**Problem description:** For the entries below, say how many lines include the word "only" and add nothing else.

Stored records:
- - -

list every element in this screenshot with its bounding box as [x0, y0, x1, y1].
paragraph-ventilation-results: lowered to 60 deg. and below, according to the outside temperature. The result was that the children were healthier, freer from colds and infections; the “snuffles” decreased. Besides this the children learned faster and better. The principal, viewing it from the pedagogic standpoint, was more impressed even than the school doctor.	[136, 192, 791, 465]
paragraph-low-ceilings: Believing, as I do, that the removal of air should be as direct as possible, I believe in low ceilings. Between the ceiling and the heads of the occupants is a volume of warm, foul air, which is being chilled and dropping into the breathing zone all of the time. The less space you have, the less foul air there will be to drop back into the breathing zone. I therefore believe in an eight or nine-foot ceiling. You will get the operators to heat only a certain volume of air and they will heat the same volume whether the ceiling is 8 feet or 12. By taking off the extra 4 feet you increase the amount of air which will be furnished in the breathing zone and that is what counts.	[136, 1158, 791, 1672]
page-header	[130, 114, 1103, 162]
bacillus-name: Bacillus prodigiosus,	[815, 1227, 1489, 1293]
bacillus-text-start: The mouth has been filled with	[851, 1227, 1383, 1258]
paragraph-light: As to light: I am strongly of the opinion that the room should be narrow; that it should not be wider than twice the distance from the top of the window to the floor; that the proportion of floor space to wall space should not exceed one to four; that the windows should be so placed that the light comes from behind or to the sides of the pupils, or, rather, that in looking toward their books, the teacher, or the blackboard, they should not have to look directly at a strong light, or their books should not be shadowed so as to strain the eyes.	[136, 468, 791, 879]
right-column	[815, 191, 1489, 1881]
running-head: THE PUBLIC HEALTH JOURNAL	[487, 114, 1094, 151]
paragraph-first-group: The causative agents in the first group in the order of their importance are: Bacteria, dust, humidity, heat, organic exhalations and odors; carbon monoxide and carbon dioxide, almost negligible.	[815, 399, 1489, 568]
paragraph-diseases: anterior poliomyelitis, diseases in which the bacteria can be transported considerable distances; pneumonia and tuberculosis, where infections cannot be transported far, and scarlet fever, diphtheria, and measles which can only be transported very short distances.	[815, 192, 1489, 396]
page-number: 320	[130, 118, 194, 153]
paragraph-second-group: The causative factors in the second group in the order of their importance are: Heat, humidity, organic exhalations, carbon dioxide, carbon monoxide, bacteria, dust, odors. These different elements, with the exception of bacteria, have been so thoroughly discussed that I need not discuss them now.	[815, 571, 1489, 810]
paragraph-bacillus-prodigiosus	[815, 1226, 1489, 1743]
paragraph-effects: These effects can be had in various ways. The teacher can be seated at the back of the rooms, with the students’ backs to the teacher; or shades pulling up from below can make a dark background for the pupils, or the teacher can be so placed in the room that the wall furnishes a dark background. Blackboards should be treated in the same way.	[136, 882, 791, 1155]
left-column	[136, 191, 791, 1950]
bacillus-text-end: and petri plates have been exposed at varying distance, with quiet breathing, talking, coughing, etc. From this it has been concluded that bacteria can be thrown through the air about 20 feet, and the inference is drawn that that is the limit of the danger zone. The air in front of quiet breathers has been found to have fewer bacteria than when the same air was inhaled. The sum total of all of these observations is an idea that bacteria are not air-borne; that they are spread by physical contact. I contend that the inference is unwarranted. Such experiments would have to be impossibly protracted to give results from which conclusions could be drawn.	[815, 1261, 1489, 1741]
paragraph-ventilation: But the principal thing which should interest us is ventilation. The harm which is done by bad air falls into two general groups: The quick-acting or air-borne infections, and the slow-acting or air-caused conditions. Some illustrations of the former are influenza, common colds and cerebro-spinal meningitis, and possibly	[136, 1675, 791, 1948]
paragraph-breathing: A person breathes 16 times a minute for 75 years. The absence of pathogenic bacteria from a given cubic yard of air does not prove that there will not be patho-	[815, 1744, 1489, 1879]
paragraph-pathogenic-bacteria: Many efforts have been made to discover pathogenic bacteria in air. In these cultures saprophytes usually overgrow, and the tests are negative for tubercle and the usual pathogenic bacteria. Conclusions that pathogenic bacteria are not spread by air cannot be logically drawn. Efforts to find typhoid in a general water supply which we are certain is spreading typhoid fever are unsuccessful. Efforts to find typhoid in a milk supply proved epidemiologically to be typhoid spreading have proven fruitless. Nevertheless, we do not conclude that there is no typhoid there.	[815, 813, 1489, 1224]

- - -

**Task output:** 2